STATED PROBLEM
What is the number of lines that include the word "School"? Provide only that figure.

#### INFORMATION SHOWN

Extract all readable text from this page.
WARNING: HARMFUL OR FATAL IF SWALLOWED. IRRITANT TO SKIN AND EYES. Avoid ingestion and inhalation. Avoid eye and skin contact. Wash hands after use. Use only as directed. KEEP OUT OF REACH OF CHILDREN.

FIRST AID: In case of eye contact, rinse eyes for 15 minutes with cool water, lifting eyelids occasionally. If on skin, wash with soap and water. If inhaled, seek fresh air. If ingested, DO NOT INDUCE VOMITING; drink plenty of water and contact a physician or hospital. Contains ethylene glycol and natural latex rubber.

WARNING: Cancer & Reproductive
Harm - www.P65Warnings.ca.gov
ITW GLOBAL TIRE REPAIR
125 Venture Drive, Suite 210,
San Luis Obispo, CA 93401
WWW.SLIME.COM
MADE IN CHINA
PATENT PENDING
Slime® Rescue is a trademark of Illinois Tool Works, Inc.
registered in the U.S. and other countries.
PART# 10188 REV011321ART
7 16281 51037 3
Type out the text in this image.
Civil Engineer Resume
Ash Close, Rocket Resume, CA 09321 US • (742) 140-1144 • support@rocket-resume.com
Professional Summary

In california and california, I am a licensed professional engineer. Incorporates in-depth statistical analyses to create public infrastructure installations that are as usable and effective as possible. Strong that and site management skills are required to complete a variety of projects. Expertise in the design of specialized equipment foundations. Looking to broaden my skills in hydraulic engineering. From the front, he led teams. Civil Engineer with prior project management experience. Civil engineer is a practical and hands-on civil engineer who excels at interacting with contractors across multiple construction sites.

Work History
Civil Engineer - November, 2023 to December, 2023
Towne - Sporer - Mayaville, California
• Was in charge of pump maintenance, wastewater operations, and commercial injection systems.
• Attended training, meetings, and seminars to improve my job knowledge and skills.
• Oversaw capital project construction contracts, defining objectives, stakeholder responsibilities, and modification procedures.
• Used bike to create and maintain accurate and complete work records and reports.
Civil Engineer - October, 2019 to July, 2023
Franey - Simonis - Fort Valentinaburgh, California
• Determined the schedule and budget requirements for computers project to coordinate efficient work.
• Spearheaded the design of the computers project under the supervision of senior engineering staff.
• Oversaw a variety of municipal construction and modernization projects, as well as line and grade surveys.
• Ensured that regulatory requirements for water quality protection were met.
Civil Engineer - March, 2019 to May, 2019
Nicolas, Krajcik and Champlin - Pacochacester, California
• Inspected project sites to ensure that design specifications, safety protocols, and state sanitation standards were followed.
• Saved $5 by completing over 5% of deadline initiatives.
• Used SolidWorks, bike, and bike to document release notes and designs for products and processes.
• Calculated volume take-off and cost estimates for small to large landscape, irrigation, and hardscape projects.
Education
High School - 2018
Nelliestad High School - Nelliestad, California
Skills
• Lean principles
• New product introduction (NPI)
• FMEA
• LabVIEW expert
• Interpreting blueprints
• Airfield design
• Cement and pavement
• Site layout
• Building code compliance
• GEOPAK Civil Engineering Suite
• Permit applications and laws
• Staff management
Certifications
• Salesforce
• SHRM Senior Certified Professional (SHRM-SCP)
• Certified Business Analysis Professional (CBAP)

########

OUTPUT OF THE EXERCISE
2